WORK TO BE COMPLETED
Report how many lines in the records below contain the word "this". Give only the number.

----------

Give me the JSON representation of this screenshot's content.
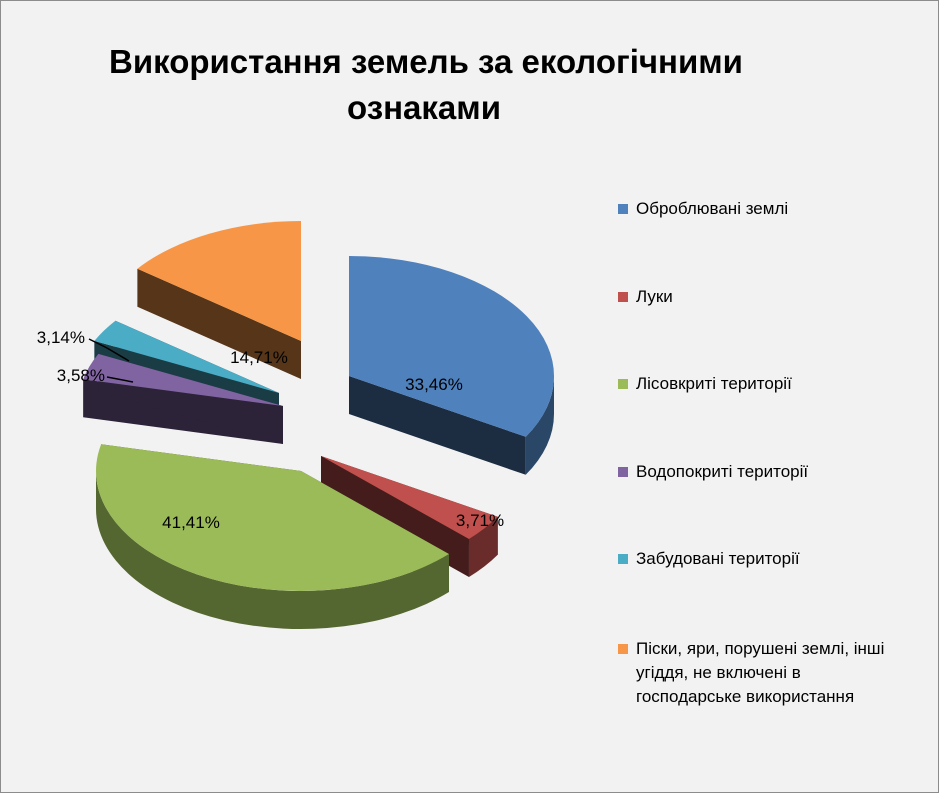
{
  "chart_data": {
    "type": "pie",
    "title_lines": [
      "Використання земель за екологічними",
      "ознаками"
    ],
    "legend_position": "right",
    "series": [
      {
        "name": "Оброблювані землі",
        "value": 33.46,
        "label": "33,46%",
        "color": "#4f81bd"
      },
      {
        "name": "Луки",
        "value": 3.71,
        "label": "3,71%",
        "color": "#c0504d"
      },
      {
        "name": "Лісовкриті території",
        "value": 41.41,
        "label": "41,41%",
        "color": "#9bbb59"
      },
      {
        "name": "Водопокриті території",
        "value": 3.58,
        "label": "3,58%",
        "color": "#8064a2"
      },
      {
        "name": "Забудовані території",
        "value": 3.14,
        "label": "3,14%",
        "color": "#4bacc6"
      },
      {
        "name": "Піски, яри, порушені землі, інші угіддя, не включені в господарське використання",
        "value": 14.71,
        "label": "14,71%",
        "color": "#f79646"
      }
    ],
    "legend_lines": [
      [
        "Оброблювані землі"
      ],
      [
        "Луки"
      ],
      [
        "Лісовкриті території"
      ],
      [
        "Водопокриті території"
      ],
      [
        "Забудовані території"
      ],
      [
        "Піски, яри, порушені землі, інші",
        "угіддя, не включені в",
        "господарське використання"
      ]
    ]
  }
}
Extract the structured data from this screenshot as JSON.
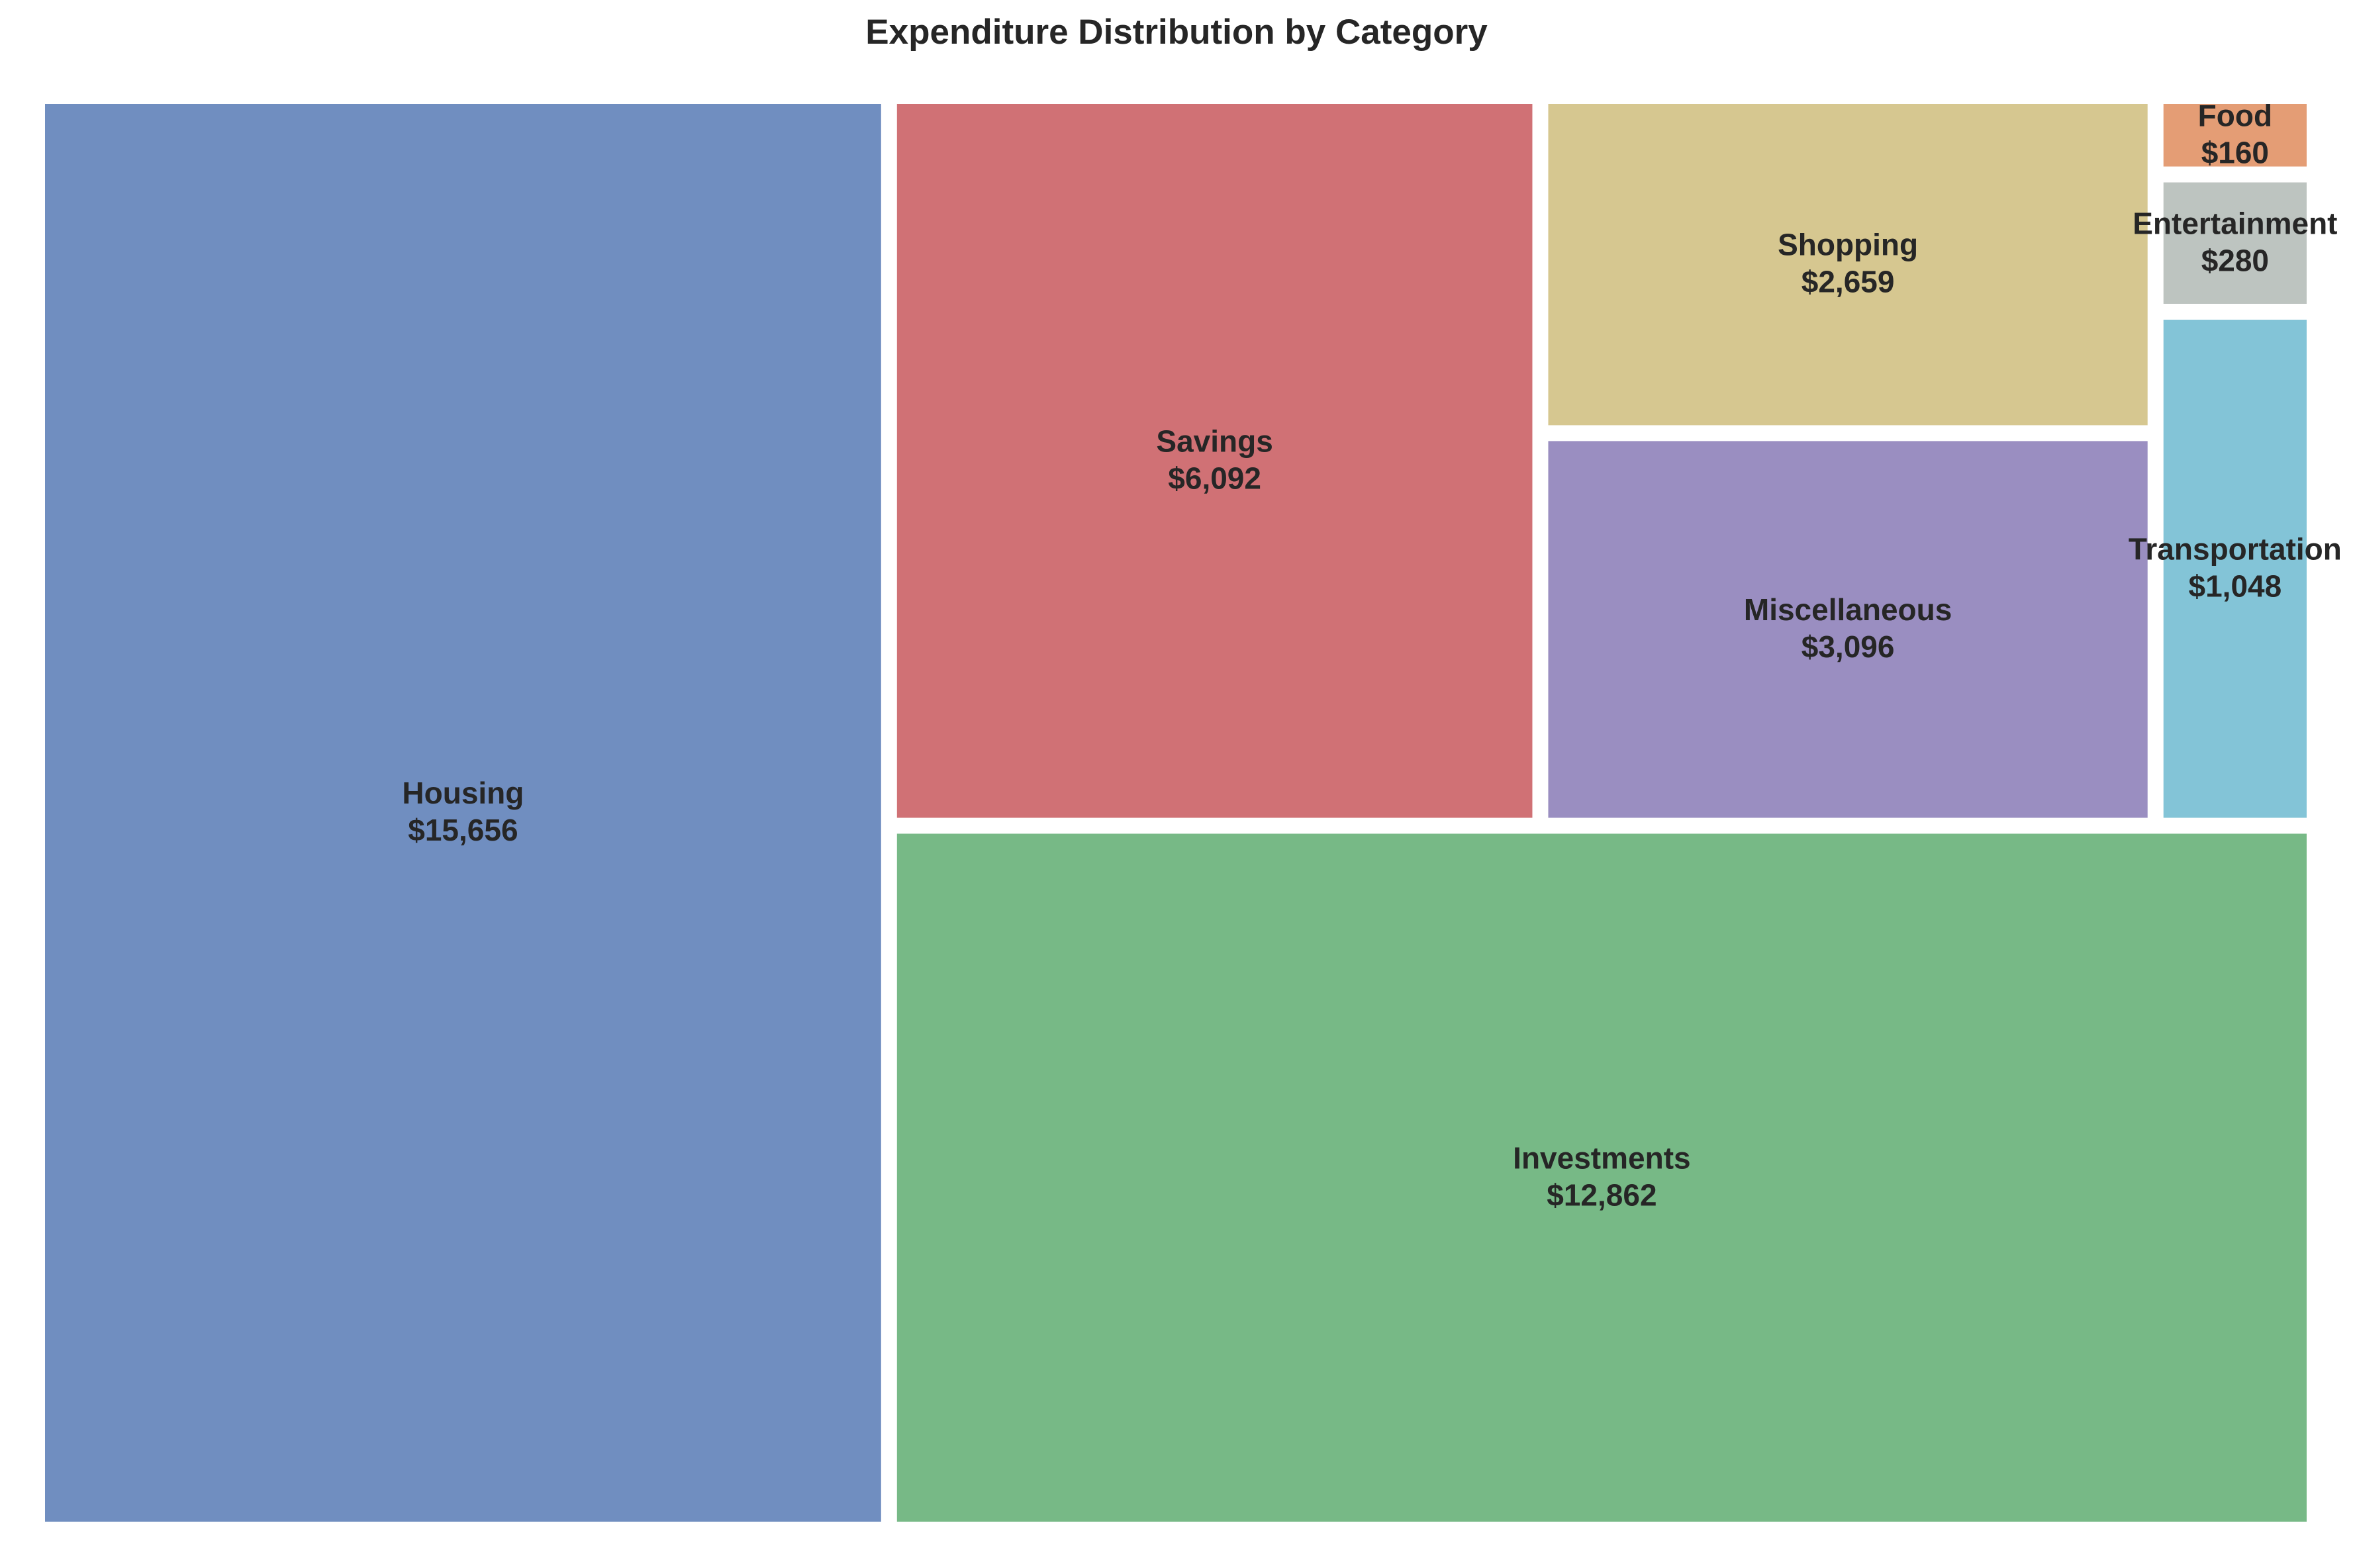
{
  "chart_data": {
    "type": "treemap",
    "title": "Expenditure Distribution by Category",
    "currency_symbol": "$",
    "tile_opacity": 0.8,
    "items": [
      {
        "name": "Housing",
        "value": 15656,
        "value_label": "$15,656",
        "color": "#4c72b0"
      },
      {
        "name": "Investments",
        "value": 12862,
        "value_label": "$12,862",
        "color": "#55a868"
      },
      {
        "name": "Savings",
        "value": 6092,
        "value_label": "$6,092",
        "color": "#c44e52"
      },
      {
        "name": "Miscellaneous",
        "value": 3096,
        "value_label": "$3,096",
        "color": "#8172b2"
      },
      {
        "name": "Shopping",
        "value": 2659,
        "value_label": "$2,659",
        "color": "#ccb974"
      },
      {
        "name": "Transportation",
        "value": 1048,
        "value_label": "$1,048",
        "color": "#64b5cd"
      },
      {
        "name": "Entertainment",
        "value": 280,
        "value_label": "$280",
        "color": "#adb5b0"
      },
      {
        "name": "Food",
        "value": 160,
        "value_label": "$160",
        "color": "#dd8452"
      }
    ]
  }
}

----------

IN RESPONSE
2